EXERCISE MATERIALS:
=-=-=

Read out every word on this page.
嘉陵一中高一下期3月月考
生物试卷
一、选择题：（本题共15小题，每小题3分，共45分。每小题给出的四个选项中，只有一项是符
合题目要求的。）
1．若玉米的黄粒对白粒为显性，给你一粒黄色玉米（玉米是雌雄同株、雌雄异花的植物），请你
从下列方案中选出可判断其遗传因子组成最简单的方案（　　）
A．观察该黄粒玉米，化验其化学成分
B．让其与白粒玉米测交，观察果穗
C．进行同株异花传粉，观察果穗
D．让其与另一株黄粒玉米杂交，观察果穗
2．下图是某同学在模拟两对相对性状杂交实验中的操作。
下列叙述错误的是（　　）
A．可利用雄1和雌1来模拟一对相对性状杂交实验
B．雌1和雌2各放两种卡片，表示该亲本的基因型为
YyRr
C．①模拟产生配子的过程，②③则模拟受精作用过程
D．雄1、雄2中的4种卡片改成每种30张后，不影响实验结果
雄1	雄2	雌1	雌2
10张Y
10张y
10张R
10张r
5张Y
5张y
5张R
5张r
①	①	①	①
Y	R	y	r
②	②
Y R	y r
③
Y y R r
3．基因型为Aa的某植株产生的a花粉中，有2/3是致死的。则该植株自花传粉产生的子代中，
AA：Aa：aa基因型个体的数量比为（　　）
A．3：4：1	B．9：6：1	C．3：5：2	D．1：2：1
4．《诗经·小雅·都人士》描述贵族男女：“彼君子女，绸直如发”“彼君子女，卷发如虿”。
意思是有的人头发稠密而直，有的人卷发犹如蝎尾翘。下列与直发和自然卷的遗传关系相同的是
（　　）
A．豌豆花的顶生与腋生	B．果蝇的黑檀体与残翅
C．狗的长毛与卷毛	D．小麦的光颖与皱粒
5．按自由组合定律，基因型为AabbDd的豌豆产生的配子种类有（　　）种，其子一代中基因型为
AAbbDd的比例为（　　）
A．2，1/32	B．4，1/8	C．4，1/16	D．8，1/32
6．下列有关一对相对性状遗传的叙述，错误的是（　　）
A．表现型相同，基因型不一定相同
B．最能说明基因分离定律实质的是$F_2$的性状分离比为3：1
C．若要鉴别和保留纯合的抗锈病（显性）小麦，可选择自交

=-=-=

WRITTEN REQUEST:
How many lines of these entries contain "观察果穗"? Answer with the number and nothing else.

TASK ANSWER:
3